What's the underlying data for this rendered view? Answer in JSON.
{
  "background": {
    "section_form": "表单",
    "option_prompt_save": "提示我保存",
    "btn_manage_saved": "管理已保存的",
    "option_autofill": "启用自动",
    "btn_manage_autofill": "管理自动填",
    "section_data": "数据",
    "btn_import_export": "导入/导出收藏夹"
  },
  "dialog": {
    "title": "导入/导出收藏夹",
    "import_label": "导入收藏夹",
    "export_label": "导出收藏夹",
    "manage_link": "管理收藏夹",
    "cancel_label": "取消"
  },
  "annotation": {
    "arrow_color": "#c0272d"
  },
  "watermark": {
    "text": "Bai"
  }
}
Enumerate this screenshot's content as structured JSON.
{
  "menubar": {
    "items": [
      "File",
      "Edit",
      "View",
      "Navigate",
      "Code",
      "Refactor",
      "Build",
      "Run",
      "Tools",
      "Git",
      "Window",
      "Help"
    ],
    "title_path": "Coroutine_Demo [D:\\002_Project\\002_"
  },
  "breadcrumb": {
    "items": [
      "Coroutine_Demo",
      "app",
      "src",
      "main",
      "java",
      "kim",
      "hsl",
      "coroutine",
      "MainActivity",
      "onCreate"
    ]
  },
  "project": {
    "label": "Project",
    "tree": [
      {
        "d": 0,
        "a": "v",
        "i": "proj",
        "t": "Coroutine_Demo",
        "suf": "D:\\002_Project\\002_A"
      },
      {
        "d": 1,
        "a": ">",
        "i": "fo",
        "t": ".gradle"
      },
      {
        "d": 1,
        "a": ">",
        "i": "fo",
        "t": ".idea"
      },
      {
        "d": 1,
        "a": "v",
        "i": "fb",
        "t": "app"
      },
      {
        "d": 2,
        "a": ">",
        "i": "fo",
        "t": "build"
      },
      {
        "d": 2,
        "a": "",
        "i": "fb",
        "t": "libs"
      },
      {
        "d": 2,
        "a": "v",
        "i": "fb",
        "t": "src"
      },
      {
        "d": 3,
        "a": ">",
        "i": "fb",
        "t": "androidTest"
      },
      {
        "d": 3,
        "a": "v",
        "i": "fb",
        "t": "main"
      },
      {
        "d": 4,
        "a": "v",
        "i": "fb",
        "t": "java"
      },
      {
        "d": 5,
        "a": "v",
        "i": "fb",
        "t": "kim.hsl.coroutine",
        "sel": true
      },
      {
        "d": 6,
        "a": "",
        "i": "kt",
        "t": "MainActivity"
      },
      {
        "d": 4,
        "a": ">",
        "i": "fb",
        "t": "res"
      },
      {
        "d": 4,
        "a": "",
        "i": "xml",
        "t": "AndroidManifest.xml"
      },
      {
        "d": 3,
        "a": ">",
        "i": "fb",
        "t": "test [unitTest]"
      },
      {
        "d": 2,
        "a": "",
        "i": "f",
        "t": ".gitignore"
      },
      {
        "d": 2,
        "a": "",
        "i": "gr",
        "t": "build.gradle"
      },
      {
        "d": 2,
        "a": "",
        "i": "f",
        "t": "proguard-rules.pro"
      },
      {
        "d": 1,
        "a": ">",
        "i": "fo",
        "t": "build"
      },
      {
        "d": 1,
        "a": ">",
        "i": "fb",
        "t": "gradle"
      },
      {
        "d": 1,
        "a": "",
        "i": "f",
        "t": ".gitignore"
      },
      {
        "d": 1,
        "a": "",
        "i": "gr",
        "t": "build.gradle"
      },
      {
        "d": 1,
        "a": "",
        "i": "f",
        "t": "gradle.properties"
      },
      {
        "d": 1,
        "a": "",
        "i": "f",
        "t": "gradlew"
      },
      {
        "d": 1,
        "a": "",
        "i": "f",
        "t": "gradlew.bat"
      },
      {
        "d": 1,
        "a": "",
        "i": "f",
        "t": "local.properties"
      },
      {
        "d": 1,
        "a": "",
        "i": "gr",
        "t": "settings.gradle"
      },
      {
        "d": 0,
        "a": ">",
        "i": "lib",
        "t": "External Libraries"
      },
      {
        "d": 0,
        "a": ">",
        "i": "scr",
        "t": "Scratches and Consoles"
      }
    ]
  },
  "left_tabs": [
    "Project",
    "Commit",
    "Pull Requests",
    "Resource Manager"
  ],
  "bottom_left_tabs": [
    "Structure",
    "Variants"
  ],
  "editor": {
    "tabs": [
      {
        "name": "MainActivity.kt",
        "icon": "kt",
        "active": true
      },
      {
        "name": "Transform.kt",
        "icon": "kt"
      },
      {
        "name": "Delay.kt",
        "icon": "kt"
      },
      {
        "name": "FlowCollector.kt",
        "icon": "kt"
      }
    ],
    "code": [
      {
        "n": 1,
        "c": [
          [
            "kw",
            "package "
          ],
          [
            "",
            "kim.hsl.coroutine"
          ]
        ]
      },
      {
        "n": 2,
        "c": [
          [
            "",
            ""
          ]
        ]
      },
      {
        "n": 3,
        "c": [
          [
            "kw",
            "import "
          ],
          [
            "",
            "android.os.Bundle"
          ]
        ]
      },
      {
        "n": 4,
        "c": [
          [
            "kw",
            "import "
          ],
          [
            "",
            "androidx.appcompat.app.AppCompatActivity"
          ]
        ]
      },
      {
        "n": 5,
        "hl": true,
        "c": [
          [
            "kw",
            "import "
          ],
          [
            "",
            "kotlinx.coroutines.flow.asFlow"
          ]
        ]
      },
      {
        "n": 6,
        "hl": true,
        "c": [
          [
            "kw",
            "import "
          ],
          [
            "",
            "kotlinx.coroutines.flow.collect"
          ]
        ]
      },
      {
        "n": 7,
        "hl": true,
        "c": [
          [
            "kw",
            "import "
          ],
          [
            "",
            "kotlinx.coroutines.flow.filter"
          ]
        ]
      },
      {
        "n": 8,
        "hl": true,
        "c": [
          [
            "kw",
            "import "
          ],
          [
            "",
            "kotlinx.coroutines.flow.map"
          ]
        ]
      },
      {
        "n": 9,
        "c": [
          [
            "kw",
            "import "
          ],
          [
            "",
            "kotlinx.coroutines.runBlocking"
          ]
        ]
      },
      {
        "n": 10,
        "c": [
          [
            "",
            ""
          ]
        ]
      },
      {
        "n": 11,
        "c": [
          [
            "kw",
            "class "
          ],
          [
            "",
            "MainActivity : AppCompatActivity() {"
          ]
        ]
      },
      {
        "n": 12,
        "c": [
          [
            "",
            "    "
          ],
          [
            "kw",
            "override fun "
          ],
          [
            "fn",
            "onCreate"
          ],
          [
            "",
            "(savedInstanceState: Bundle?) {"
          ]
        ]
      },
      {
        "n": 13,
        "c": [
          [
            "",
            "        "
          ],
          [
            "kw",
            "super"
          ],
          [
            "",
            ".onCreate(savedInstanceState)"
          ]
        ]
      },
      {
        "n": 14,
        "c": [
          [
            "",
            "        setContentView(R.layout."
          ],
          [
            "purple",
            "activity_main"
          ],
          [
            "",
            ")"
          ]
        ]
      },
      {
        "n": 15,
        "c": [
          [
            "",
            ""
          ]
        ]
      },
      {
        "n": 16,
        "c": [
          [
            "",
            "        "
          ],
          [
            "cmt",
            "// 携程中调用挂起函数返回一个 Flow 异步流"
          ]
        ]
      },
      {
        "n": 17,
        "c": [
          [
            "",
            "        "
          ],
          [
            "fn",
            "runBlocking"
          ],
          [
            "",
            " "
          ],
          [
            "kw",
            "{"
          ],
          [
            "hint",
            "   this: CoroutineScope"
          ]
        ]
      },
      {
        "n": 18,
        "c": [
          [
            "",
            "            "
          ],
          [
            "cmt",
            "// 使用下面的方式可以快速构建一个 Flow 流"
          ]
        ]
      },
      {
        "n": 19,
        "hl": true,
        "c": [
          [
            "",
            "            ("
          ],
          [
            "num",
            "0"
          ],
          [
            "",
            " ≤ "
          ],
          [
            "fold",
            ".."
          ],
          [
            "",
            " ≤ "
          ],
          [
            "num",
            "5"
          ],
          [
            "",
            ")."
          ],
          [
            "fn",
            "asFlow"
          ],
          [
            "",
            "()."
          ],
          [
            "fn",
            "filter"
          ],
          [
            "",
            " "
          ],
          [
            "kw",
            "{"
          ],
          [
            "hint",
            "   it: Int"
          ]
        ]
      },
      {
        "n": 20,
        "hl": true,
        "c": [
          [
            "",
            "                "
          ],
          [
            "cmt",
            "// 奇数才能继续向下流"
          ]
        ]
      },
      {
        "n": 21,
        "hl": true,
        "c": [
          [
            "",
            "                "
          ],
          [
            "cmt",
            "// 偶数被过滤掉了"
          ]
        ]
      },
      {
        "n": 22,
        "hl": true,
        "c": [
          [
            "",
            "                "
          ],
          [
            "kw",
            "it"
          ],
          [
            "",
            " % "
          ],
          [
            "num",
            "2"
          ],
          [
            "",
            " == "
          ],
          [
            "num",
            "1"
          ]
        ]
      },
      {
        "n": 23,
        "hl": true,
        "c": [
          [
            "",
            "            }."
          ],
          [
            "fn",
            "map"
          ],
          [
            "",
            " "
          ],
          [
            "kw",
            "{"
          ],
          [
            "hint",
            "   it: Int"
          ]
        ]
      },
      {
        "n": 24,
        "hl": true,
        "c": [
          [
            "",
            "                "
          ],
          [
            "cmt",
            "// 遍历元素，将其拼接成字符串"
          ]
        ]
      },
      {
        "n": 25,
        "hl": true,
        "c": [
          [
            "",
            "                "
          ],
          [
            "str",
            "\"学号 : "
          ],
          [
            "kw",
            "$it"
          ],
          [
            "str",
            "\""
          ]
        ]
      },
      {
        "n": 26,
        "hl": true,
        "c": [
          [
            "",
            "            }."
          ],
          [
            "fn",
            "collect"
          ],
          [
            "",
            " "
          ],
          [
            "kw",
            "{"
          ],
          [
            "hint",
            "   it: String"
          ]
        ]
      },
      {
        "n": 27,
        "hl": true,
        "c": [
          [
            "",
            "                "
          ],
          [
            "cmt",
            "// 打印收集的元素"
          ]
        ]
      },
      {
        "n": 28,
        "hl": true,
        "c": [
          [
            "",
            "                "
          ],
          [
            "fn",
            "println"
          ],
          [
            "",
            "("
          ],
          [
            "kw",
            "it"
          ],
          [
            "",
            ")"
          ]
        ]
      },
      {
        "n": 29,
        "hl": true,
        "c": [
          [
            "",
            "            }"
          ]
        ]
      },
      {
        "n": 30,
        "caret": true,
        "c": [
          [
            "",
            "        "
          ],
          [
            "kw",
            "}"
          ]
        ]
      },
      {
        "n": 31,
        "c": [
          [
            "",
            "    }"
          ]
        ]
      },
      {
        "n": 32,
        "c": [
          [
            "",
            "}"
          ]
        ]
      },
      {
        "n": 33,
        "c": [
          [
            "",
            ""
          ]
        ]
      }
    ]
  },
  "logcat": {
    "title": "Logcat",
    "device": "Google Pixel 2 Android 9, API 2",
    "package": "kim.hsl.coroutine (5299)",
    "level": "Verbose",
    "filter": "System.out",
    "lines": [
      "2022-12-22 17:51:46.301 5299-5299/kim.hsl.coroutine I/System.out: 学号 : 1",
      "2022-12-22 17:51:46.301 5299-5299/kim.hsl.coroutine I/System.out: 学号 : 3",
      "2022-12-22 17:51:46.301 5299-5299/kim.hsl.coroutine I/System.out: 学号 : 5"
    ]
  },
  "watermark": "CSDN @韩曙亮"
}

○ ○ ○ ○ ○

■ DIRECTIONS:
Identify the lines that hold the word "name". Copy every one of them.

■ SOLVED PROBLEM:
        "name": "MainActivity.kt",
        "name": "Transform.kt",
        "name": "Delay.kt",
        "name": "FlowCollector.kt",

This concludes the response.